**GIVEN RECORDS**:
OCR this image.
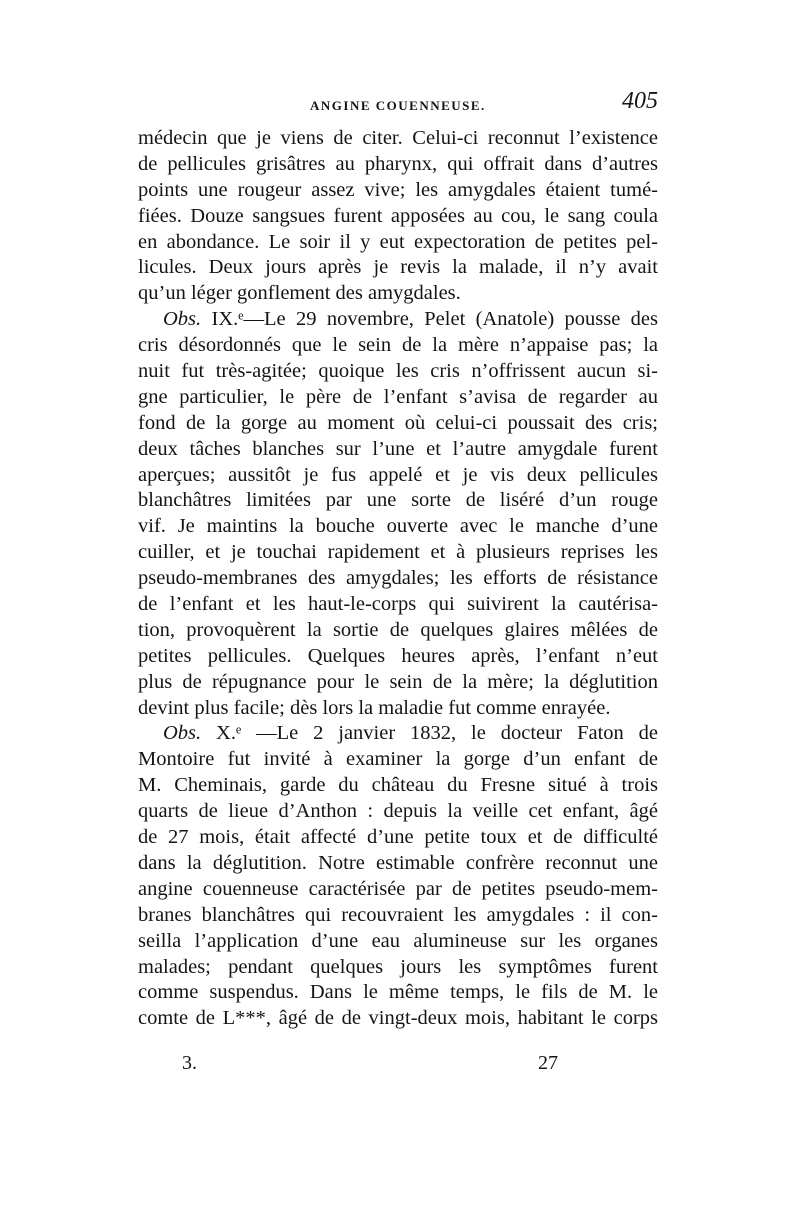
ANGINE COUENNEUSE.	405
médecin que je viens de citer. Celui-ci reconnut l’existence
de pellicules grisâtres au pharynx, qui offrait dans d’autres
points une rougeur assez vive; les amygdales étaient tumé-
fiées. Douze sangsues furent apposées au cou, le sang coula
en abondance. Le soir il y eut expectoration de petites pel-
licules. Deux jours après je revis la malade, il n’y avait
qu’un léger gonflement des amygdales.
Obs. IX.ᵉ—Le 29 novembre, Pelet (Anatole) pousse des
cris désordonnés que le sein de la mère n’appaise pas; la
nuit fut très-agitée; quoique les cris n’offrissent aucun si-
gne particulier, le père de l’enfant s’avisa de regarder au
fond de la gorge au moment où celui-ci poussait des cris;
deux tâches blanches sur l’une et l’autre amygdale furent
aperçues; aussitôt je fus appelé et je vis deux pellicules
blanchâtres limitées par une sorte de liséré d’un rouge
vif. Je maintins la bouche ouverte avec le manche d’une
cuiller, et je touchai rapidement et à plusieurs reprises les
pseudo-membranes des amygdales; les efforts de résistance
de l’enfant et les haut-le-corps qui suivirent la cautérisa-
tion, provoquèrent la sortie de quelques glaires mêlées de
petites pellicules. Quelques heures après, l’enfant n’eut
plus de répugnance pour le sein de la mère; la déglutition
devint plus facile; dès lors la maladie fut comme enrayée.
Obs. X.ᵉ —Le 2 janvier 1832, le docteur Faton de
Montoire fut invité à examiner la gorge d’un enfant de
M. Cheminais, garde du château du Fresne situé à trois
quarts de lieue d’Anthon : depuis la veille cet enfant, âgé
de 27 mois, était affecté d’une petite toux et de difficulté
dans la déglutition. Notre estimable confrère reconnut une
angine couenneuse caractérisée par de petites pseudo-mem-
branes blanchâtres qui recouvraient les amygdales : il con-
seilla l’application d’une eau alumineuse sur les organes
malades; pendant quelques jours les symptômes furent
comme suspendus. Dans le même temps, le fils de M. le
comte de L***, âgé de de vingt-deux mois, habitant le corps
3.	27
---
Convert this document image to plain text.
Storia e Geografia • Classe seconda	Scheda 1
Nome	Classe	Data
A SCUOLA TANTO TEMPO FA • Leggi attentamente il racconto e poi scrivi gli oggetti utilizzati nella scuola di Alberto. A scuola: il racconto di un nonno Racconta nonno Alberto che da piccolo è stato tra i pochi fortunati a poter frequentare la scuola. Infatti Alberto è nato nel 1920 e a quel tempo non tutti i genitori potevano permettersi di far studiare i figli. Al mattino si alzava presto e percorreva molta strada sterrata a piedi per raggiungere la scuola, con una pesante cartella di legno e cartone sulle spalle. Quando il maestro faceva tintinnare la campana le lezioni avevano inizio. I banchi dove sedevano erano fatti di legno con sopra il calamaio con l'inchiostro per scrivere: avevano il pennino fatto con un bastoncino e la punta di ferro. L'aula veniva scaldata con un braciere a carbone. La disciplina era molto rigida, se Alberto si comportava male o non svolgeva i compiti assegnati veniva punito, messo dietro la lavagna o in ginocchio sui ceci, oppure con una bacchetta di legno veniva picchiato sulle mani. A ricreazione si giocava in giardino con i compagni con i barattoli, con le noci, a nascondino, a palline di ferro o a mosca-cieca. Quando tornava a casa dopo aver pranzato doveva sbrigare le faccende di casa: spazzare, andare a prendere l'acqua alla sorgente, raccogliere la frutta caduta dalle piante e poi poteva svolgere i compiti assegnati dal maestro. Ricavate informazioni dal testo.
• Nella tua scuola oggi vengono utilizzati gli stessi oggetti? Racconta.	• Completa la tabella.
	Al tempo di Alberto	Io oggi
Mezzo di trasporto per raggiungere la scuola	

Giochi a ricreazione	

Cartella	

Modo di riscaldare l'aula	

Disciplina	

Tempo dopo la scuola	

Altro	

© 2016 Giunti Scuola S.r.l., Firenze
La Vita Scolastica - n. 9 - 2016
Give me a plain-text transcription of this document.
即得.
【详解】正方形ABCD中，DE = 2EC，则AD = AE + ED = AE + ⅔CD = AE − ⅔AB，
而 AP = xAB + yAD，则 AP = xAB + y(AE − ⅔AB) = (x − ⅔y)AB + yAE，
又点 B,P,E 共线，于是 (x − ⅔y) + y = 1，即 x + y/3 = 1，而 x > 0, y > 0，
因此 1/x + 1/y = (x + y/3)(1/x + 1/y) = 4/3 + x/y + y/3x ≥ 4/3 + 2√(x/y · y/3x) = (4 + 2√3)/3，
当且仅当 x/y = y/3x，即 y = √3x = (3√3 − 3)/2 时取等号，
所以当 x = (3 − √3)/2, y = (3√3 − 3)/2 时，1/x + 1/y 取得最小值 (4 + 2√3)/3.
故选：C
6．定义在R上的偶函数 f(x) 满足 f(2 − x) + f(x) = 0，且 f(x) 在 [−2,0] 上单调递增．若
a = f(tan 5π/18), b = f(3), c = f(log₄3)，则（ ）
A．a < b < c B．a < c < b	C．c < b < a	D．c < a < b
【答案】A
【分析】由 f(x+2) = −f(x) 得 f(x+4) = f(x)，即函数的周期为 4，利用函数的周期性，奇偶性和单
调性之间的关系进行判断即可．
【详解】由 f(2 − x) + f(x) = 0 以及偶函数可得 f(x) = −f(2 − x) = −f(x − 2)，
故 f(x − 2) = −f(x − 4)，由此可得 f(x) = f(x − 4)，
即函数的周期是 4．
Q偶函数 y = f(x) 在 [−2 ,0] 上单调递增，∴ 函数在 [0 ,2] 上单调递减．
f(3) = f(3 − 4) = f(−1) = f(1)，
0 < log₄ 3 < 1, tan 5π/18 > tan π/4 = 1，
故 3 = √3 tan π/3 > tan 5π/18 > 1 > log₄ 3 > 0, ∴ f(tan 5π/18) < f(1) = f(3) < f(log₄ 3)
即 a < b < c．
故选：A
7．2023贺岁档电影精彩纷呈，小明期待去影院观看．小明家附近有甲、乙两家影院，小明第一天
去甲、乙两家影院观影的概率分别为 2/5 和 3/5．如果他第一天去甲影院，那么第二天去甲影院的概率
==
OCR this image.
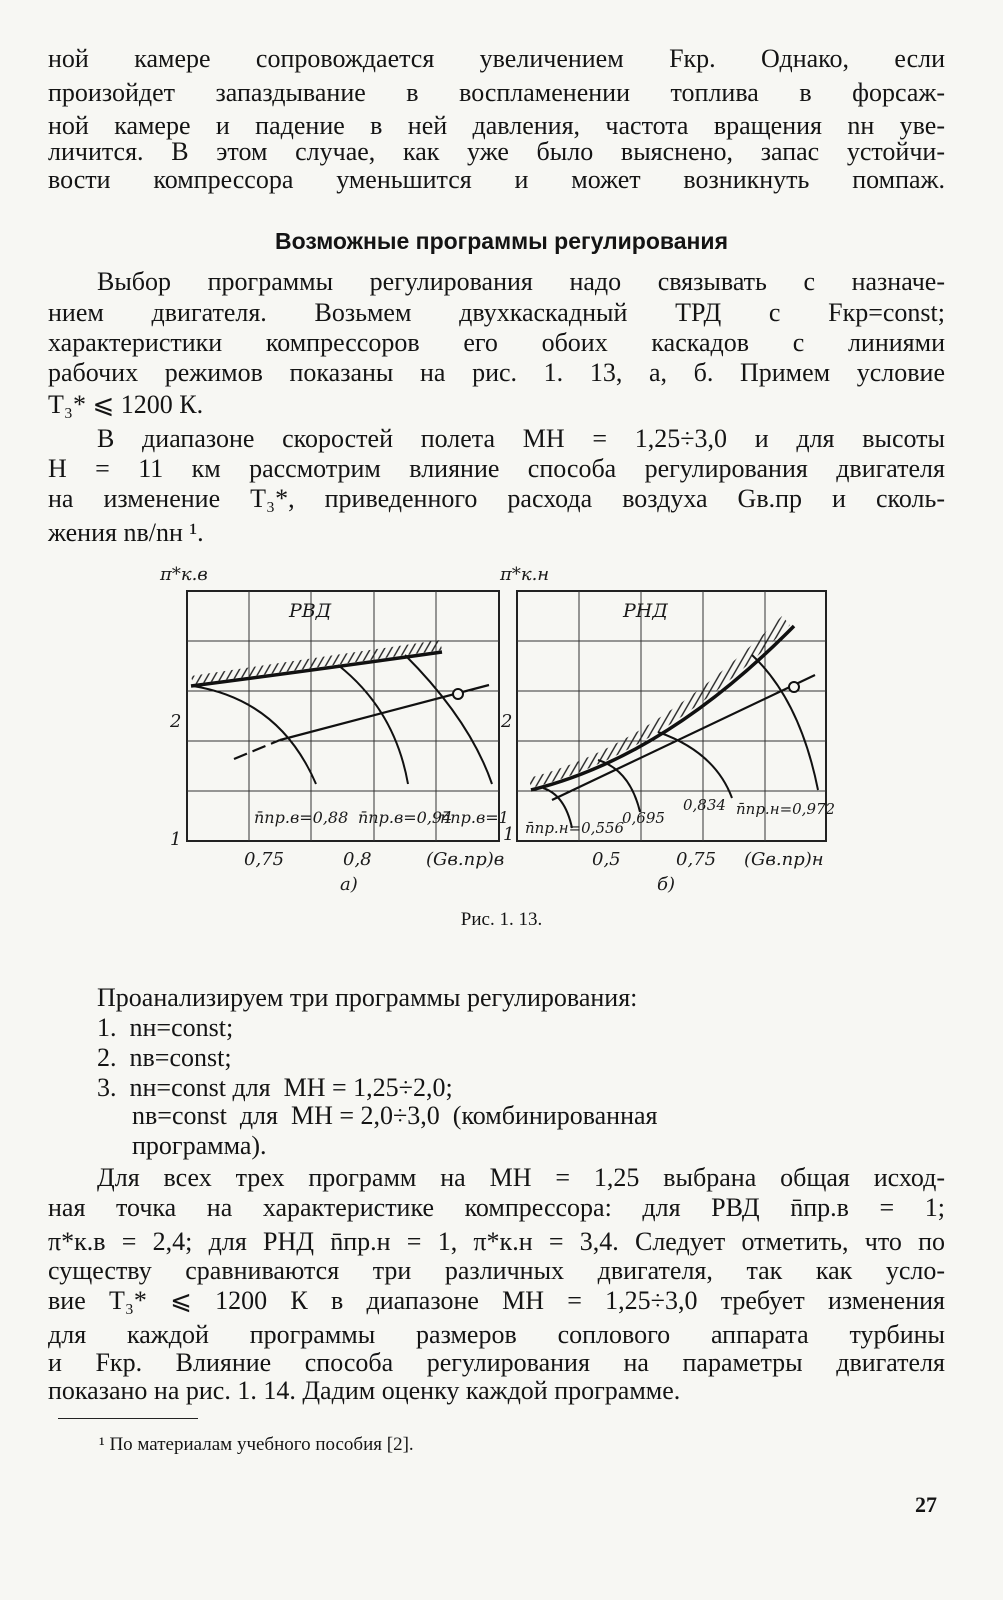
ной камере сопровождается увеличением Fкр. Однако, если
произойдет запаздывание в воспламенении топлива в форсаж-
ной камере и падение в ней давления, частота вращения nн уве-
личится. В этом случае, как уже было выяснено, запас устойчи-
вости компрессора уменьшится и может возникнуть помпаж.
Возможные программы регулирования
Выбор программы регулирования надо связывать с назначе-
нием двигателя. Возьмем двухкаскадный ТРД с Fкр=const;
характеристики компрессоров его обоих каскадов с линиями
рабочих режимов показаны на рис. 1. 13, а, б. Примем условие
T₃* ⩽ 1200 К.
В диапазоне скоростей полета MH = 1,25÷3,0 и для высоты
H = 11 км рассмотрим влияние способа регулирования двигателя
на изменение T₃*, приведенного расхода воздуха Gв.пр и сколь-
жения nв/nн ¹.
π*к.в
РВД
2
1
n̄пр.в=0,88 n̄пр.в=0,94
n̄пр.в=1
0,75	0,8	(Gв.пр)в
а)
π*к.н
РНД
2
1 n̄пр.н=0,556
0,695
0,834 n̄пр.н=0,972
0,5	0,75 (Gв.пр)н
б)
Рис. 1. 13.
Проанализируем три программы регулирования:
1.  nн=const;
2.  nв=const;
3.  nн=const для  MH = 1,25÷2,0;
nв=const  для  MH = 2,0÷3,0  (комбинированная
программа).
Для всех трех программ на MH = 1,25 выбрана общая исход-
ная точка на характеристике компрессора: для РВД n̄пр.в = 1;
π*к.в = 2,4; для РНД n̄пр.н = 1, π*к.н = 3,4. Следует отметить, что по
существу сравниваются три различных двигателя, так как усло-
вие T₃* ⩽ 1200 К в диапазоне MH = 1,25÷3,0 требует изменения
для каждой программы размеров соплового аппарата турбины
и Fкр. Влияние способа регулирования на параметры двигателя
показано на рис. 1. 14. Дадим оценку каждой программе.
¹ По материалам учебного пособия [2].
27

**EXERCISE AIM**:
Answer with one number: how many lines of the entries above include the word "furent".

**ANSWER FOR THE TASK**:
3